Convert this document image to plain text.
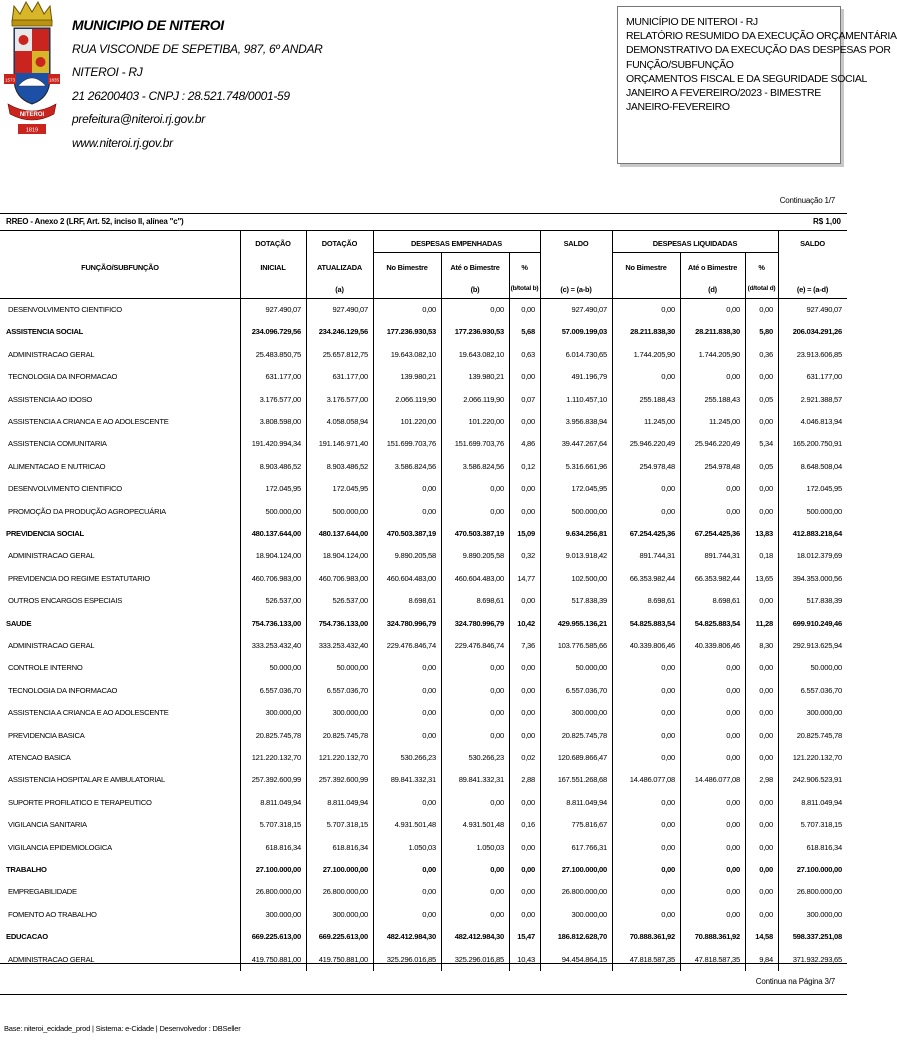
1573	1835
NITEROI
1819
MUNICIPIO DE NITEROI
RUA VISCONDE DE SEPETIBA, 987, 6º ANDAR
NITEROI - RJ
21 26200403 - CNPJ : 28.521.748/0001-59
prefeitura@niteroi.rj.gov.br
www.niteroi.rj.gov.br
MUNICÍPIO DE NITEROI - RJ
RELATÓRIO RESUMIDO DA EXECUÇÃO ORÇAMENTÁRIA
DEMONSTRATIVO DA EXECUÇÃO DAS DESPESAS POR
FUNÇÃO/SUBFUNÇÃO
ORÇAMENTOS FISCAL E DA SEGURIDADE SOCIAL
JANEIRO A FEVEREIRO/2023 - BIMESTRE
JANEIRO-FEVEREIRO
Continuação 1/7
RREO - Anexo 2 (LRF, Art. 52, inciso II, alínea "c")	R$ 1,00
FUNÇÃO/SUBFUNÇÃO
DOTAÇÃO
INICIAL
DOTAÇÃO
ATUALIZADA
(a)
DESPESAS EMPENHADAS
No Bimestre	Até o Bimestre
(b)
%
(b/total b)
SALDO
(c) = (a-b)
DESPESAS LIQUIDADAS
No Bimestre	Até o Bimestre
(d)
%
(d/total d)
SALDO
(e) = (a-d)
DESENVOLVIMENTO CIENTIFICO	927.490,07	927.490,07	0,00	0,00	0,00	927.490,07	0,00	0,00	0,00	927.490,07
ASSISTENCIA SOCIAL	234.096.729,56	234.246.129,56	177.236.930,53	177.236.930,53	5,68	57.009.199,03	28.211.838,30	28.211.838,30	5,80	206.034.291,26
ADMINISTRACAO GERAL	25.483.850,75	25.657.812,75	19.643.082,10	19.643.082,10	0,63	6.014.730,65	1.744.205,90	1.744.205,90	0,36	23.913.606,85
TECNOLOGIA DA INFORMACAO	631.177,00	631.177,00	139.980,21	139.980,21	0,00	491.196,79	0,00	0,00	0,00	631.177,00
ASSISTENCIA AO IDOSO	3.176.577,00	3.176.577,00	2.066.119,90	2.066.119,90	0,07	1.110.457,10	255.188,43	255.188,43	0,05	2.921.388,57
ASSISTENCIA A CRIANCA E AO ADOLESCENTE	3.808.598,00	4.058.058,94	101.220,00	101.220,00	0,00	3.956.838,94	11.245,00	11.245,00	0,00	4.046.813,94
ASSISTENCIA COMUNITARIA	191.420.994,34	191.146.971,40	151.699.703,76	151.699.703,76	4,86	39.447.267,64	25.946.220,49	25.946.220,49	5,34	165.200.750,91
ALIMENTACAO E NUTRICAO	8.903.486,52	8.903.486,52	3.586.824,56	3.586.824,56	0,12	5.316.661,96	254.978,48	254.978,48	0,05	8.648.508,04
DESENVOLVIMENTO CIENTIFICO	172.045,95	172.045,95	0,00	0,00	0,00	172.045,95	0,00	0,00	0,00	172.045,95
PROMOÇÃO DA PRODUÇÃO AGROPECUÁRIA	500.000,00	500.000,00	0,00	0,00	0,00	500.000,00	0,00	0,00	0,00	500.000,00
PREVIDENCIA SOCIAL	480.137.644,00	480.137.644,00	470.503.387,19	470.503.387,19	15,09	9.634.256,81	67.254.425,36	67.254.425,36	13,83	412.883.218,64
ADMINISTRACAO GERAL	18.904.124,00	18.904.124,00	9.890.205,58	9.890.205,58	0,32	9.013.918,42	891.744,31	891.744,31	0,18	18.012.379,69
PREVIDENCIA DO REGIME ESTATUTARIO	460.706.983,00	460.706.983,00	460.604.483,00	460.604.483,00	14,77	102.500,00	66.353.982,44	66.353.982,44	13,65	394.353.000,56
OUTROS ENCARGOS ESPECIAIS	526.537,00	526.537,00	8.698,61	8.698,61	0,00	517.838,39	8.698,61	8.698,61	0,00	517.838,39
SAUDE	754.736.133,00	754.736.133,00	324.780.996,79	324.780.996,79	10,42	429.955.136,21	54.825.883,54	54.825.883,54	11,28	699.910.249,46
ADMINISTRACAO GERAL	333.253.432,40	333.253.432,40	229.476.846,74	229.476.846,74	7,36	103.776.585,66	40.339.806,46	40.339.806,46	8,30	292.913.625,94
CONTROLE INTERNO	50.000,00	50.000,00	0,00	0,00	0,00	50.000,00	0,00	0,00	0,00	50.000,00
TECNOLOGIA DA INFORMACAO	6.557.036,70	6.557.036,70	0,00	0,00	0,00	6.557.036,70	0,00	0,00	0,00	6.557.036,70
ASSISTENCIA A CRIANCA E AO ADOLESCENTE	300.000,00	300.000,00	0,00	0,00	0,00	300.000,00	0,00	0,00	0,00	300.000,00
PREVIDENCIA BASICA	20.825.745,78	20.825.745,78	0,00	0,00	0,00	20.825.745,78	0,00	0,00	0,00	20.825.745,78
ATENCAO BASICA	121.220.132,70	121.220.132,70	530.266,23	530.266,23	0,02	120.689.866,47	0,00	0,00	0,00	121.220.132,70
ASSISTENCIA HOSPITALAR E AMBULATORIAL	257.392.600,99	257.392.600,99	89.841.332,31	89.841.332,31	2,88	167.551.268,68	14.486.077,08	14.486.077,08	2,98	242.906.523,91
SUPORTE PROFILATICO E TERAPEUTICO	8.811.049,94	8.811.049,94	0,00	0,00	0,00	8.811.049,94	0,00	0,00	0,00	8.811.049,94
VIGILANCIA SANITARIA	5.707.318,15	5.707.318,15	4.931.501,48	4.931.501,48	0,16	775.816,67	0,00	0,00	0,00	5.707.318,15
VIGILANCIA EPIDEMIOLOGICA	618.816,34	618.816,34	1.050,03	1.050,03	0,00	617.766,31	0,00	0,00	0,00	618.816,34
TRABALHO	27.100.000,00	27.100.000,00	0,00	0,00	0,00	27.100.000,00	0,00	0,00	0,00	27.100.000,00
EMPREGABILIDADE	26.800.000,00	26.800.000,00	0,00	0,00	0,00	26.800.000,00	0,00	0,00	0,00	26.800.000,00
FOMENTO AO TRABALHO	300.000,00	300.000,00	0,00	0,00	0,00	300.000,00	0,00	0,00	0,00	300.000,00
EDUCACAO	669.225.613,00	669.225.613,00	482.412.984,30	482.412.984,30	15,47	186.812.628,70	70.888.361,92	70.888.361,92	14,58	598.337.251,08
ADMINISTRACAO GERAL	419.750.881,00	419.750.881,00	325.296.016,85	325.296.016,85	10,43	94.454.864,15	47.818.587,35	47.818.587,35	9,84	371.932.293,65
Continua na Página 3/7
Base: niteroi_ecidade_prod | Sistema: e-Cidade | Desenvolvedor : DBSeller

####################

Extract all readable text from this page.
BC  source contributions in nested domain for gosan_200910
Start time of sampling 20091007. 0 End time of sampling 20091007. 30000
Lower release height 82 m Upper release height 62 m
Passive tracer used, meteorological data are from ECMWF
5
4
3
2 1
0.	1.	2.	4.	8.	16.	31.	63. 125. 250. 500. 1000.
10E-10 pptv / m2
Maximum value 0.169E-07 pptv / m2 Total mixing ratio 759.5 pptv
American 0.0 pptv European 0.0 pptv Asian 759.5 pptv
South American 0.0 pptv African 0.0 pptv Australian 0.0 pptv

####################

Task details:
Report only the count of lines that include the string "from".

Exercise solution:
2